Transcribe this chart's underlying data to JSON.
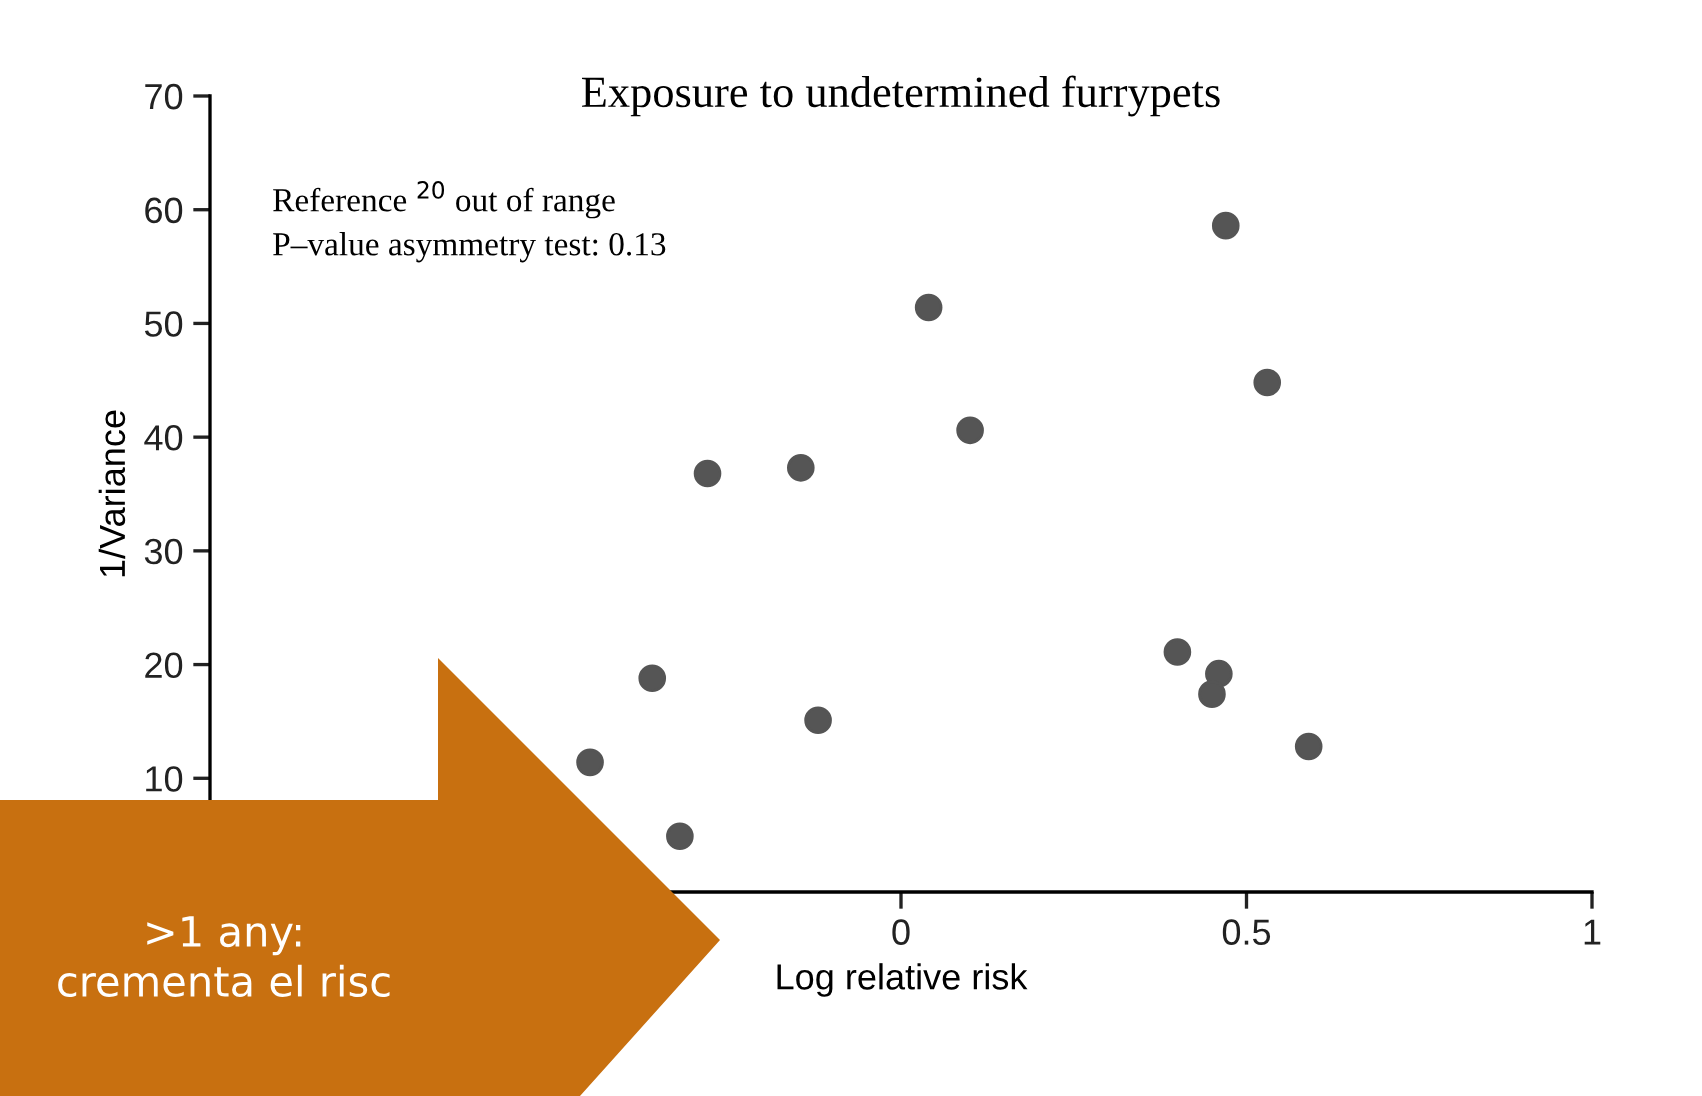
{
  "chart_data": {
    "type": "scatter",
    "title": "Exposure to undetermined furrypets",
    "xlabel": "Log relative risk",
    "ylabel": "1/Variance",
    "annotations": [
      "Reference $^{20}$ out of range",
      "P–value asymmetry test: 0.13",
      ">1 any:\ncrementa el risc"
    ],
    "x": [
      0.47,
      0.04,
      0.53,
      0.1,
      -0.28,
      -0.145,
      0.4,
      0.46,
      0.45,
      0.59,
      -0.12,
      -0.36,
      -0.45,
      -0.32
    ],
    "series": [
      {
        "color": "#555555",
        "values": [
          58.6,
          51.4,
          44.8,
          40.6,
          36.8,
          37.3,
          21.1,
          19.2,
          17.4,
          12.8,
          15.1,
          18.8,
          11.4,
          4.9
        ]
      }
    ],
    "xlim": [
      -1,
      1
    ],
    "xticks": [
      0,
      0.5,
      1
    ],
    "ylim": [
      0,
      70
    ],
    "yticks": [
      10,
      20,
      30,
      40,
      50,
      60,
      70
    ],
    "marker": "circle",
    "grid": false,
    "legend": false
  }
}
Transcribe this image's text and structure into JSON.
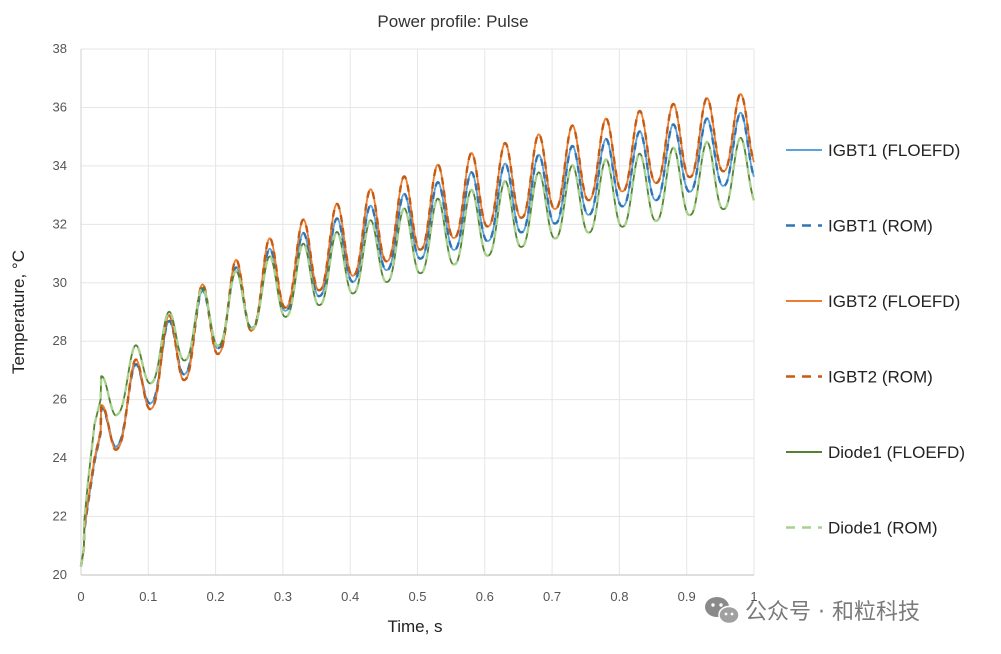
{
  "chart_data": {
    "type": "line",
    "title": "Power profile: Pulse",
    "xlabel": "Time, s",
    "ylabel": "Temperature, °C",
    "xlim": [
      0,
      1
    ],
    "ylim": [
      20,
      38
    ],
    "xticks": [
      "0",
      "0.1",
      "0.2",
      "0.3",
      "0.4",
      "0.5",
      "0.6",
      "0.7",
      "0.8",
      "0.9",
      "1"
    ],
    "yticks": [
      "20",
      "22",
      "24",
      "26",
      "28",
      "30",
      "32",
      "34",
      "36",
      "38"
    ],
    "grid": true,
    "legend_position": "right",
    "pulse_period": 0.05,
    "series": [
      {
        "name": "IGBT1 (FLOEFD)",
        "color": "#5ba3dc",
        "dash": "solid",
        "x": [
          0,
          0.01,
          0.02,
          0.03,
          0.05,
          0.1,
          0.15,
          0.2,
          0.25,
          0.3,
          0.35,
          0.4,
          0.45,
          0.5,
          0.55,
          0.6,
          0.65,
          0.7,
          0.75,
          0.8,
          0.85,
          0.9,
          0.95,
          1.0
        ],
        "peaks": [
          21.0,
          23.5,
          25.0,
          25.7,
          26.1,
          27.9,
          29.2,
          30.1,
          30.8,
          31.4,
          31.9,
          32.4,
          32.8,
          33.2,
          33.6,
          33.9,
          34.2,
          34.5,
          34.8,
          35.0,
          35.3,
          35.5,
          35.7,
          35.9
        ],
        "troughs": [
          20.3,
          21.0,
          22.5,
          24.0,
          24.3,
          25.8,
          26.8,
          27.7,
          28.4,
          29.0,
          29.5,
          30.0,
          30.4,
          30.8,
          31.1,
          31.4,
          31.7,
          32.0,
          32.3,
          32.6,
          32.8,
          33.1,
          33.3,
          33.5
        ]
      },
      {
        "name": "IGBT1 (ROM)",
        "color": "#2e75b6",
        "dash": "dashed",
        "x": [
          0,
          0.01,
          0.02,
          0.03,
          0.05,
          0.1,
          0.15,
          0.2,
          0.25,
          0.3,
          0.35,
          0.4,
          0.45,
          0.5,
          0.55,
          0.6,
          0.65,
          0.7,
          0.75,
          0.8,
          0.85,
          0.9,
          0.95,
          1.0
        ],
        "peaks": [
          21.0,
          23.5,
          25.0,
          25.7,
          26.1,
          27.9,
          29.2,
          30.1,
          30.8,
          31.4,
          31.9,
          32.4,
          32.8,
          33.2,
          33.6,
          33.9,
          34.2,
          34.5,
          34.8,
          35.0,
          35.3,
          35.5,
          35.7,
          35.9
        ],
        "troughs": [
          20.3,
          21.0,
          22.5,
          24.0,
          24.3,
          25.8,
          26.8,
          27.7,
          28.4,
          29.0,
          29.5,
          30.0,
          30.4,
          30.8,
          31.1,
          31.4,
          31.7,
          32.0,
          32.3,
          32.6,
          32.8,
          33.1,
          33.3,
          33.5
        ]
      },
      {
        "name": "IGBT2 (FLOEFD)",
        "color": "#ed7d31",
        "dash": "solid",
        "x": [
          0,
          0.01,
          0.02,
          0.03,
          0.05,
          0.1,
          0.15,
          0.2,
          0.25,
          0.3,
          0.35,
          0.4,
          0.45,
          0.5,
          0.55,
          0.6,
          0.65,
          0.7,
          0.75,
          0.8,
          0.85,
          0.9,
          0.95,
          1.0
        ],
        "peaks": [
          21.0,
          23.7,
          25.2,
          25.8,
          26.2,
          28.1,
          29.4,
          30.3,
          31.1,
          31.8,
          32.4,
          32.9,
          33.4,
          33.8,
          34.2,
          34.6,
          34.9,
          35.2,
          35.5,
          35.7,
          36.0,
          36.2,
          36.4,
          36.5
        ],
        "troughs": [
          20.3,
          21.0,
          22.5,
          24.0,
          24.2,
          25.6,
          26.6,
          27.5,
          28.3,
          29.1,
          29.7,
          30.2,
          30.7,
          31.1,
          31.5,
          31.9,
          32.2,
          32.5,
          32.8,
          33.1,
          33.4,
          33.6,
          33.8,
          34.0
        ]
      },
      {
        "name": "IGBT2 (ROM)",
        "color": "#c55a11",
        "dash": "dashed",
        "x": [
          0,
          0.01,
          0.02,
          0.03,
          0.05,
          0.1,
          0.15,
          0.2,
          0.25,
          0.3,
          0.35,
          0.4,
          0.45,
          0.5,
          0.55,
          0.6,
          0.65,
          0.7,
          0.75,
          0.8,
          0.85,
          0.9,
          0.95,
          1.0
        ],
        "peaks": [
          21.0,
          23.7,
          25.2,
          25.8,
          26.2,
          28.1,
          29.4,
          30.3,
          31.1,
          31.8,
          32.4,
          32.9,
          33.4,
          33.8,
          34.2,
          34.6,
          34.9,
          35.2,
          35.5,
          35.7,
          36.0,
          36.2,
          36.4,
          36.5
        ],
        "troughs": [
          20.3,
          21.0,
          22.5,
          24.0,
          24.2,
          25.6,
          26.6,
          27.5,
          28.3,
          29.1,
          29.7,
          30.2,
          30.7,
          31.1,
          31.5,
          31.9,
          32.2,
          32.5,
          32.8,
          33.1,
          33.4,
          33.6,
          33.8,
          34.0
        ]
      },
      {
        "name": "Diode1 (FLOEFD)",
        "color": "#548235",
        "dash": "solid",
        "x": [
          0,
          0.01,
          0.02,
          0.03,
          0.05,
          0.1,
          0.15,
          0.2,
          0.25,
          0.3,
          0.35,
          0.4,
          0.45,
          0.5,
          0.55,
          0.6,
          0.65,
          0.7,
          0.75,
          0.8,
          0.85,
          0.9,
          0.95,
          1.0
        ],
        "peaks": [
          21.0,
          24.8,
          26.5,
          26.8,
          27.0,
          28.4,
          29.4,
          30.1,
          30.6,
          31.1,
          31.5,
          31.9,
          32.3,
          32.7,
          33.0,
          33.3,
          33.6,
          33.9,
          34.1,
          34.3,
          34.5,
          34.7,
          34.9,
          35.0
        ],
        "troughs": [
          20.3,
          21.0,
          23.5,
          25.2,
          25.4,
          26.5,
          27.3,
          27.8,
          28.4,
          28.8,
          29.2,
          29.6,
          30.0,
          30.3,
          30.6,
          30.9,
          31.2,
          31.5,
          31.7,
          31.9,
          32.1,
          32.3,
          32.5,
          32.7
        ]
      },
      {
        "name": "Diode1 (ROM)",
        "color": "#a9d18e",
        "dash": "dashed",
        "x": [
          0,
          0.01,
          0.02,
          0.03,
          0.05,
          0.1,
          0.15,
          0.2,
          0.25,
          0.3,
          0.35,
          0.4,
          0.45,
          0.5,
          0.55,
          0.6,
          0.65,
          0.7,
          0.75,
          0.8,
          0.85,
          0.9,
          0.95,
          1.0
        ],
        "peaks": [
          21.0,
          24.8,
          26.5,
          26.8,
          27.0,
          28.4,
          29.4,
          30.1,
          30.6,
          31.1,
          31.5,
          31.9,
          32.3,
          32.7,
          33.0,
          33.3,
          33.6,
          33.9,
          34.1,
          34.3,
          34.5,
          34.7,
          34.9,
          35.0
        ],
        "troughs": [
          20.3,
          21.0,
          23.5,
          25.2,
          25.4,
          26.5,
          27.3,
          27.8,
          28.4,
          28.8,
          29.2,
          29.6,
          30.0,
          30.3,
          30.6,
          30.9,
          31.2,
          31.5,
          31.7,
          31.9,
          32.1,
          32.3,
          32.5,
          32.7
        ]
      }
    ]
  },
  "watermark": {
    "text": "公众号 · 和粒科技",
    "icon": "wechat-icon"
  }
}
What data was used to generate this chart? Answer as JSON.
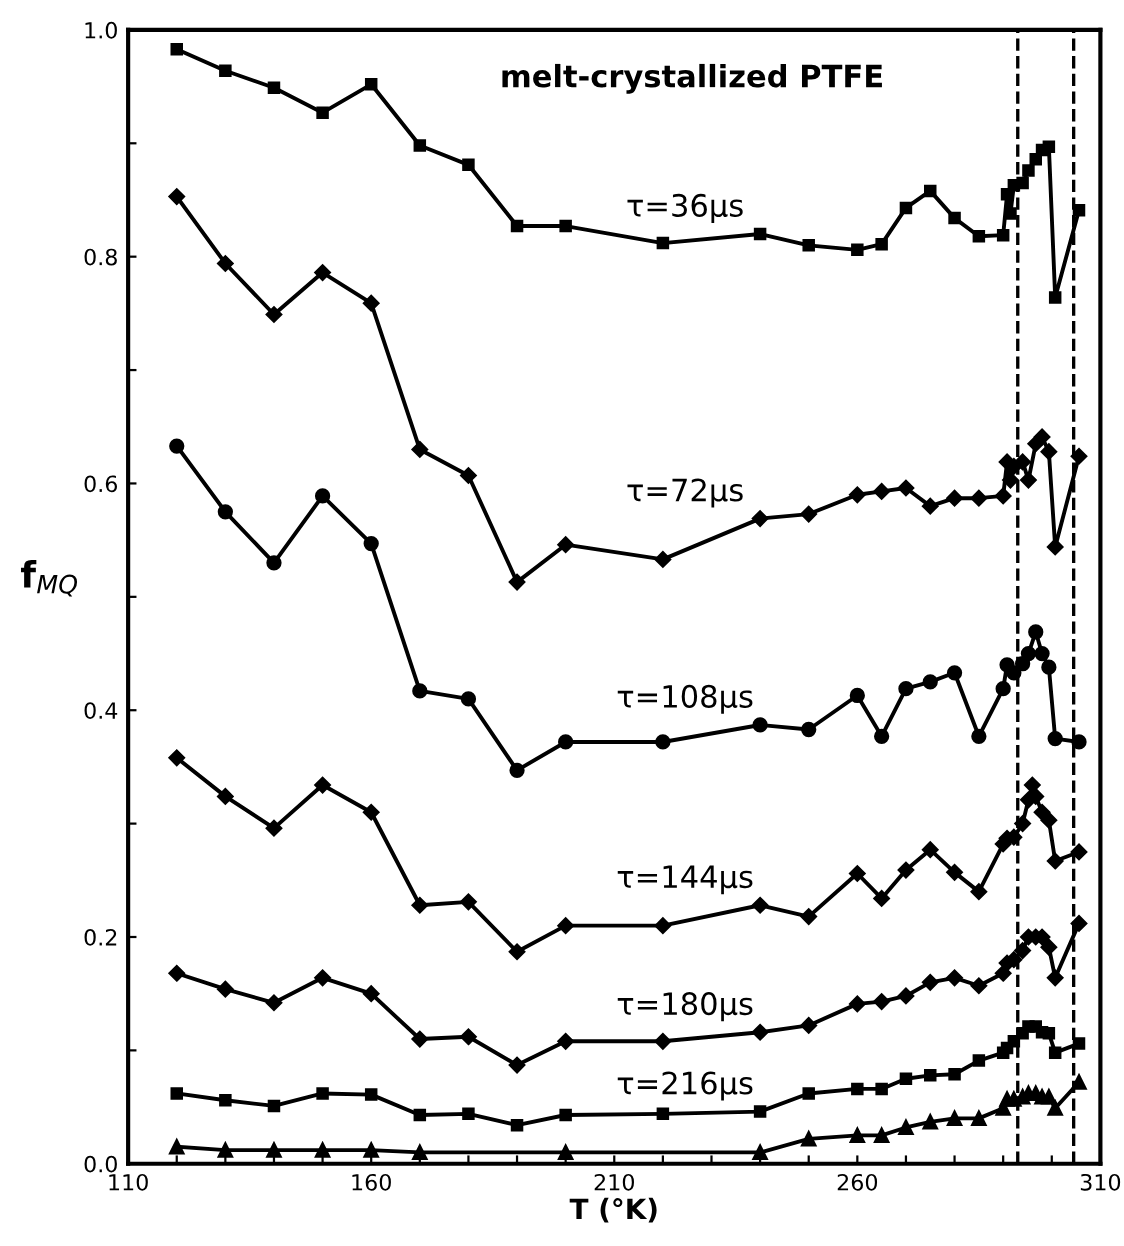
--------------------
● **Aim**
Of the lines in this listing, report how many contain the string "Transcribe", and give the number only.

● **Solution to this problem**
2